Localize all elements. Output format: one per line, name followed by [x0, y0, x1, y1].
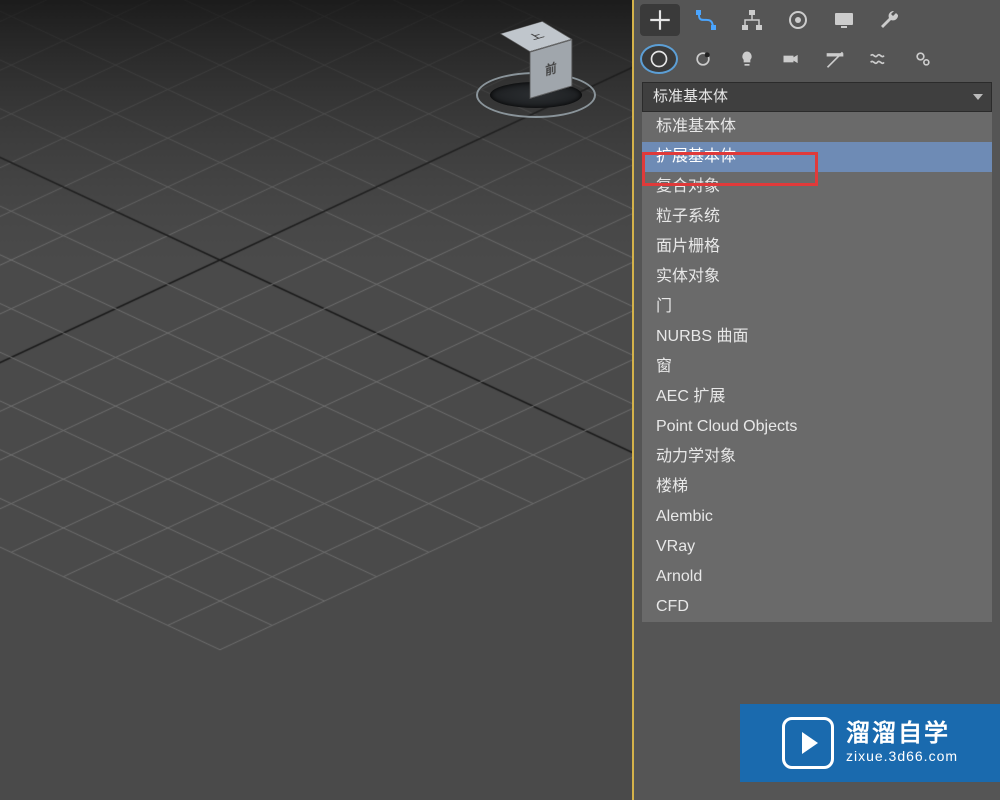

========================

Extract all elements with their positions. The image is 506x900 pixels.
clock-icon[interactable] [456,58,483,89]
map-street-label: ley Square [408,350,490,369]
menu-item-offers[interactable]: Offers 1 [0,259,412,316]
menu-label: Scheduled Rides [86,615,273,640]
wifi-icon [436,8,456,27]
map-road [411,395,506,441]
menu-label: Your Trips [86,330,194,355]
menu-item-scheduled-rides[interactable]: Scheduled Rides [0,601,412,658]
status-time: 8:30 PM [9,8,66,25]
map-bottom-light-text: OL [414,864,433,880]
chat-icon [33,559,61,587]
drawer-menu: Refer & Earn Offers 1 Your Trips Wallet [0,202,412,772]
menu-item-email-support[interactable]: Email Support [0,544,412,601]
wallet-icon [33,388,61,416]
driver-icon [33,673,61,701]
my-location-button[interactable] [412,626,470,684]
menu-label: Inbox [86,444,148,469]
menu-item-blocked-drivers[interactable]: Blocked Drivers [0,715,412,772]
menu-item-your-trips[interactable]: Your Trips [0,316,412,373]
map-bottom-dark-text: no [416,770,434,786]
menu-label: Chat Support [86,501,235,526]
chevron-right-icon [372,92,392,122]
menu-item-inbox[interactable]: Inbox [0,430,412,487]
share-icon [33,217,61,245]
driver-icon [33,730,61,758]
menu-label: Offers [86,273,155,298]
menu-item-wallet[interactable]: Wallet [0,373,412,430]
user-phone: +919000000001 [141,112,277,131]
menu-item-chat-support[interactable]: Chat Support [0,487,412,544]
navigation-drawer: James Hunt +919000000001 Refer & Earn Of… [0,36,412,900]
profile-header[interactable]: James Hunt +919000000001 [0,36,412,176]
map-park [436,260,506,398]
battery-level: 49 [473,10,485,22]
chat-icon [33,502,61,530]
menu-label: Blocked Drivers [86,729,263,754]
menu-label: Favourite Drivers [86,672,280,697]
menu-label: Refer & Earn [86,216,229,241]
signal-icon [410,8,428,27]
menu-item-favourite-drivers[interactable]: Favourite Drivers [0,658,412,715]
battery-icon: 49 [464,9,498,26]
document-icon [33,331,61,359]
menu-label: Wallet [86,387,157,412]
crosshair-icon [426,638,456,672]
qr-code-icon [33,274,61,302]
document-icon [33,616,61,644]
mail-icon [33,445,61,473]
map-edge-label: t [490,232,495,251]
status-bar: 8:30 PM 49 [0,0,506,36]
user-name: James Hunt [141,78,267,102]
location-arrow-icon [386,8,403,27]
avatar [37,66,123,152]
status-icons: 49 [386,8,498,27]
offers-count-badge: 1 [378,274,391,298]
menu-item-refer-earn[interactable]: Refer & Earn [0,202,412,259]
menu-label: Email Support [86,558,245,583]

========================

§ **PROBLEM TO WORK ON**
Express the rows as a JSON list of strings, one string per line and blank lines omitted, starting at the line that contains "Extract all elements" and ending after the line that contains "menu-label: Inbox [86,444,148,469]".

§ **EXERCISE OUTPUT**
[
  "Extract all elements with their positions. The image is 506x900 pixels.",
  "clock-icon[interactable] [456,58,483,89]",
  "map-street-label: ley Square [408,350,490,369]",
  "menu-item-offers[interactable]: Offers 1 [0,259,412,316]",
  "menu-label: Scheduled Rides [86,615,273,640]",
  "wifi-icon [436,8,456,27]",
  "map-road [411,395,506,441]",
  "menu-label: Your Trips [86,330,194,355]",
  "menu-item-scheduled-rides[interactable]: Scheduled Rides [0,601,412,658]",
  "status-time: 8:30 PM [9,8,66,25]",
  "map-bottom-light-text: OL [414,864,433,880]",
  "chat-icon [33,559,61,587]",
  "drawer-menu: Refer & Earn Offers 1 Your Trips Wallet [0,202,412,772]",
  "menu-item-email-support[interactable]: Email Support [0,544,412,601]",
  "wallet-icon [33,388,61,416]",
  "driver-icon [33,673,61,701]",
  "my-location-button[interactable] [412,626,470,684]",
  "menu-label: Inbox [86,444,148,469]"
]